Task to complete
Without including any pictures, write out all the entries exactly.

Provided information

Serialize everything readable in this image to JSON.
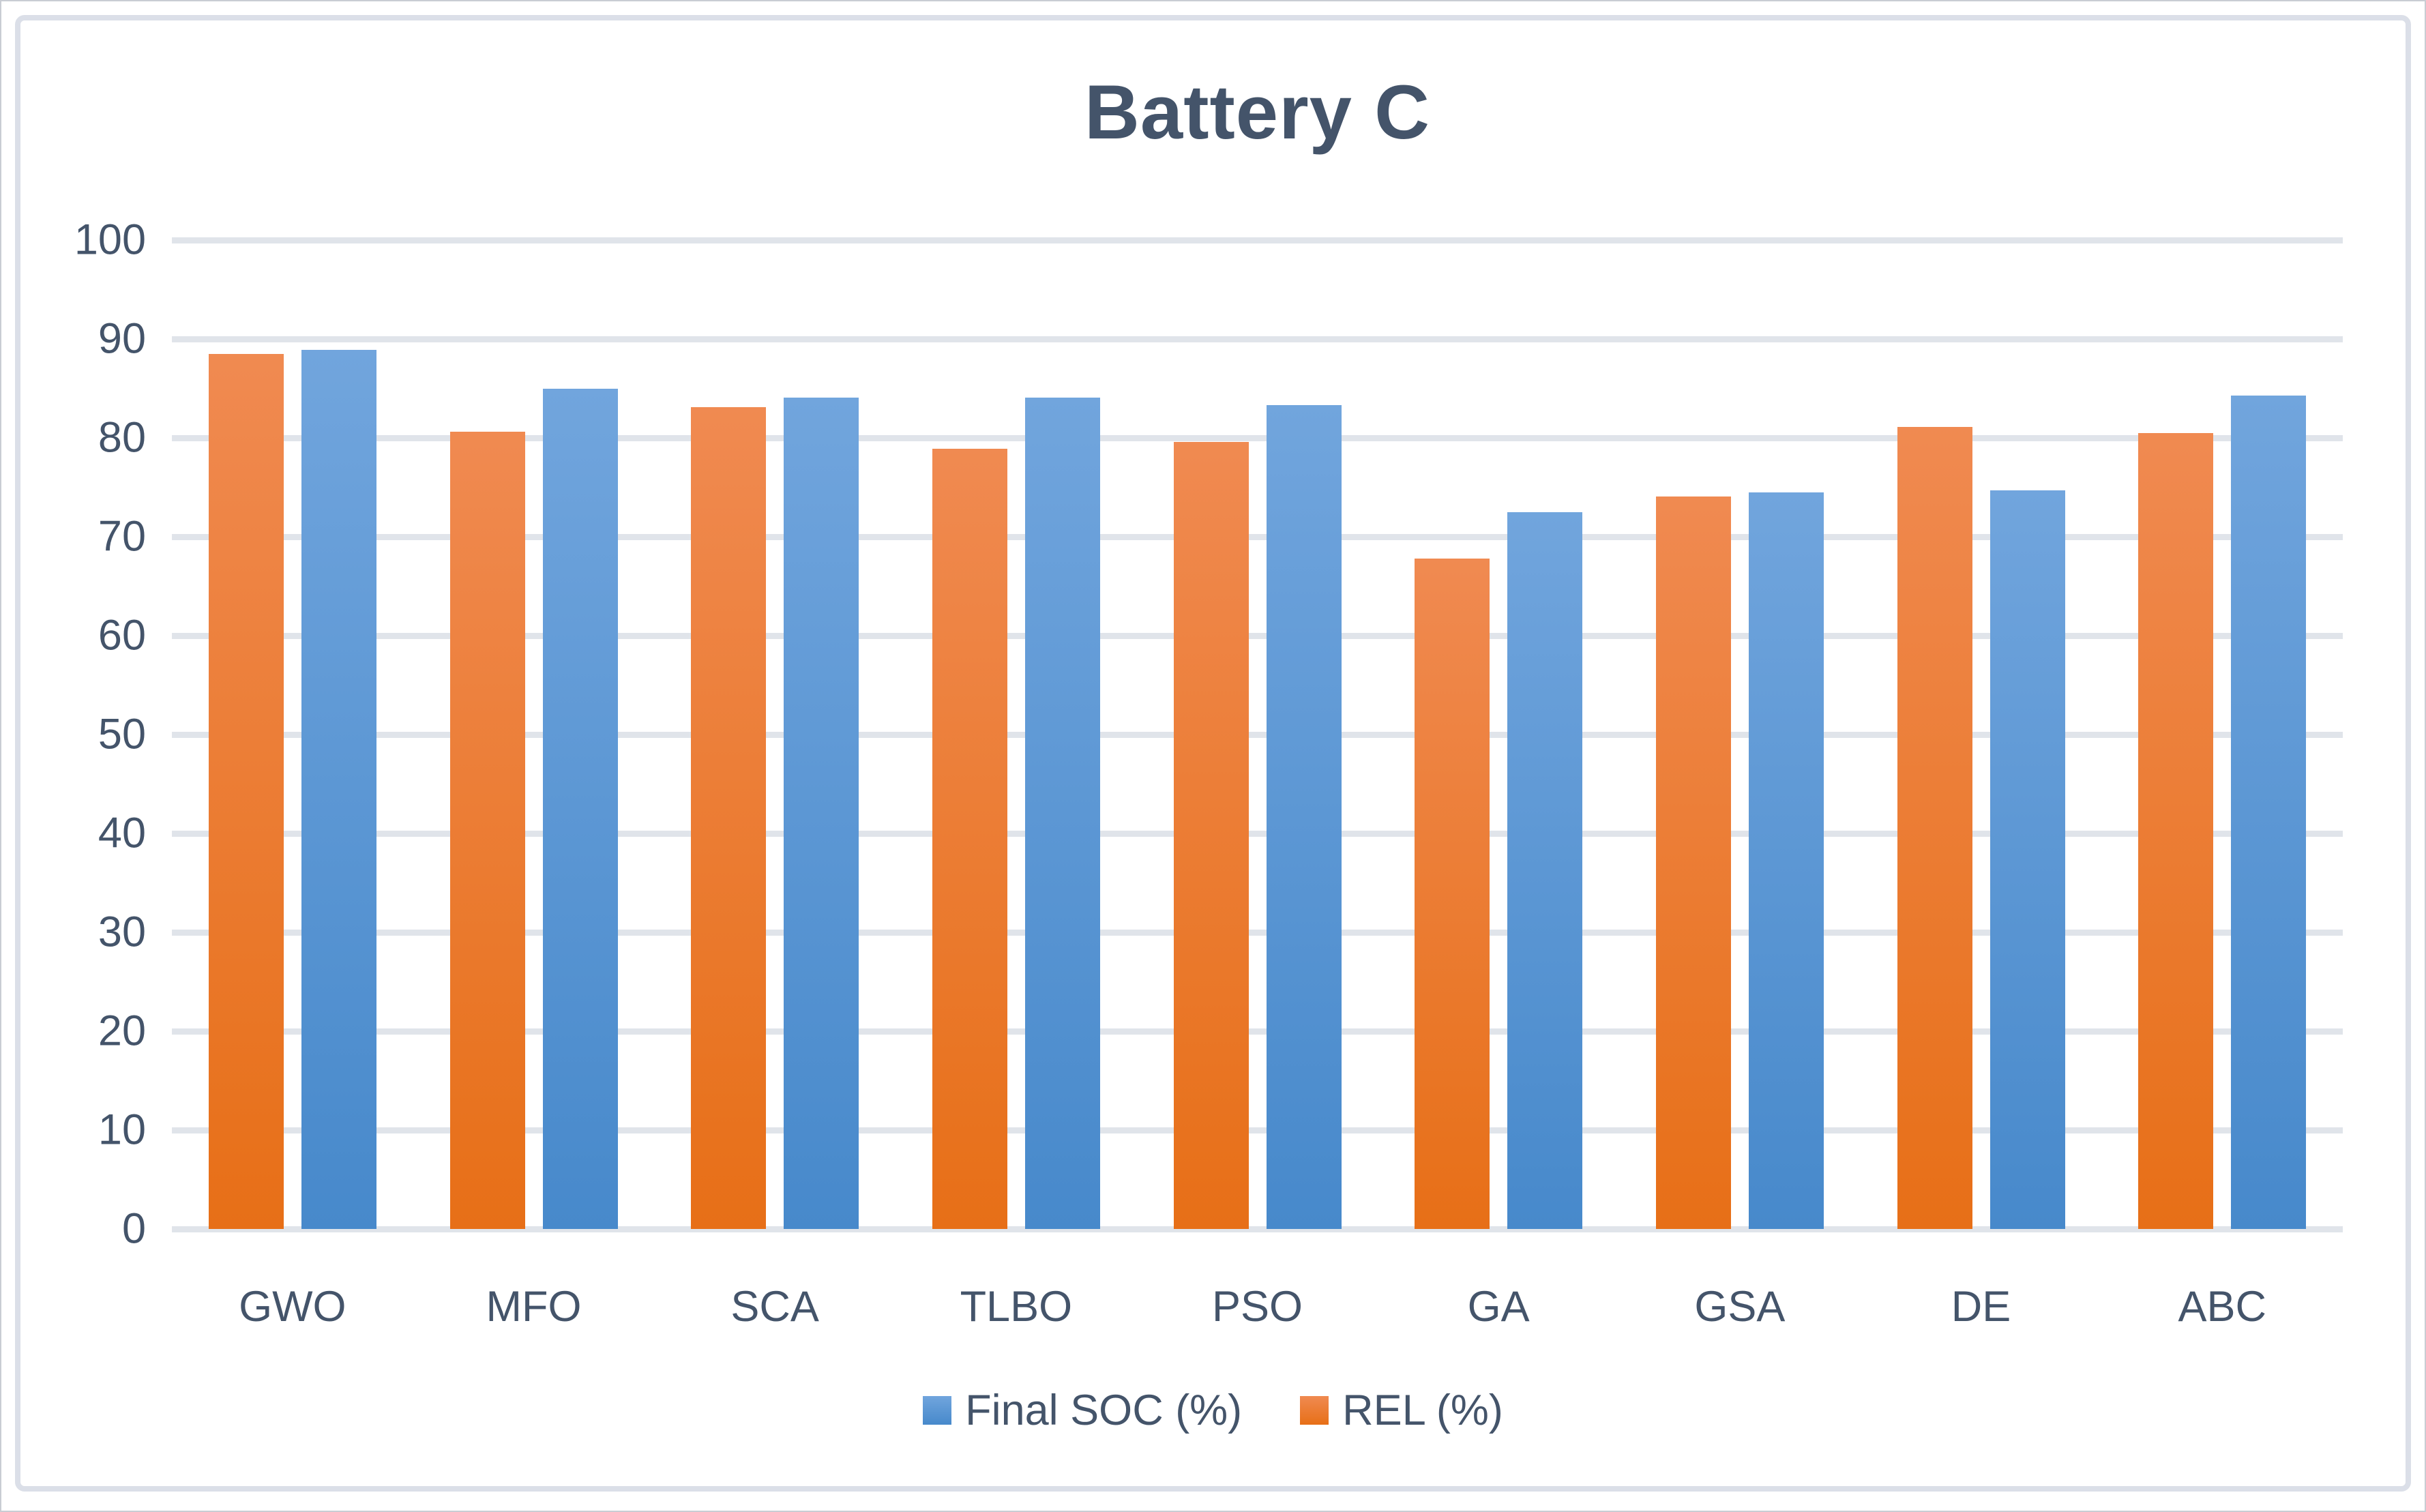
{
  "title": "Battery C",
  "chart_data": {
    "type": "bar",
    "title": "Battery C",
    "categories": [
      "GWO",
      "MFO",
      "SCA",
      "TLBO",
      "PSO",
      "GA",
      "GSA",
      "DE",
      "ABC"
    ],
    "series": [
      {
        "name": "REL (%)",
        "key": "rel",
        "color_top": "#F08A51",
        "color_bottom": "#E76F17",
        "values": [
          88.5,
          80.6,
          83.1,
          78.9,
          79.6,
          67.8,
          74.1,
          81.1,
          80.5
        ]
      },
      {
        "name": "Final SOC (%)",
        "key": "soc",
        "color_top": "#71A5DD",
        "color_bottom": "#4789CB",
        "values": [
          88.9,
          85.0,
          84.1,
          84.1,
          83.3,
          72.5,
          74.5,
          74.7,
          84.3
        ]
      }
    ],
    "legend_order": [
      "Final SOC (%)",
      "REL (%)"
    ],
    "legend_position": "bottom",
    "grid": true,
    "y_axis": {
      "min": 0,
      "max": 100,
      "ticks": [
        0,
        10,
        20,
        30,
        40,
        50,
        60,
        70,
        80,
        90,
        100
      ]
    },
    "xlabel": "",
    "ylabel": ""
  },
  "colors": {
    "text": "#44546A",
    "gridline": "#E0E4EA",
    "frame_border": "#DBDFE8"
  }
}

Written reply
Serialize everything readable in this image to JSON.
{
  "title": "Battery C",
  "chart_data": {
    "type": "bar",
    "title": "Battery C",
    "categories": [
      "GWO",
      "MFO",
      "SCA",
      "TLBO",
      "PSO",
      "GA",
      "GSA",
      "DE",
      "ABC"
    ],
    "series": [
      {
        "name": "REL (%)",
        "key": "rel",
        "color_top": "#F08A51",
        "color_bottom": "#E76F17",
        "values": [
          88.5,
          80.6,
          83.1,
          78.9,
          79.6,
          67.8,
          74.1,
          81.1,
          80.5
        ]
      },
      {
        "name": "Final SOC (%)",
        "key": "soc",
        "color_top": "#71A5DD",
        "color_bottom": "#4789CB",
        "values": [
          88.9,
          85.0,
          84.1,
          84.1,
          83.3,
          72.5,
          74.5,
          74.7,
          84.3
        ]
      }
    ],
    "legend_order": [
      "Final SOC (%)",
      "REL (%)"
    ],
    "legend_position": "bottom",
    "grid": true,
    "y_axis": {
      "min": 0,
      "max": 100,
      "ticks": [
        0,
        10,
        20,
        30,
        40,
        50,
        60,
        70,
        80,
        90,
        100
      ]
    },
    "xlabel": "",
    "ylabel": ""
  },
  "colors": {
    "text": "#44546A",
    "gridline": "#E0E4EA",
    "frame_border": "#DBDFE8"
  }
}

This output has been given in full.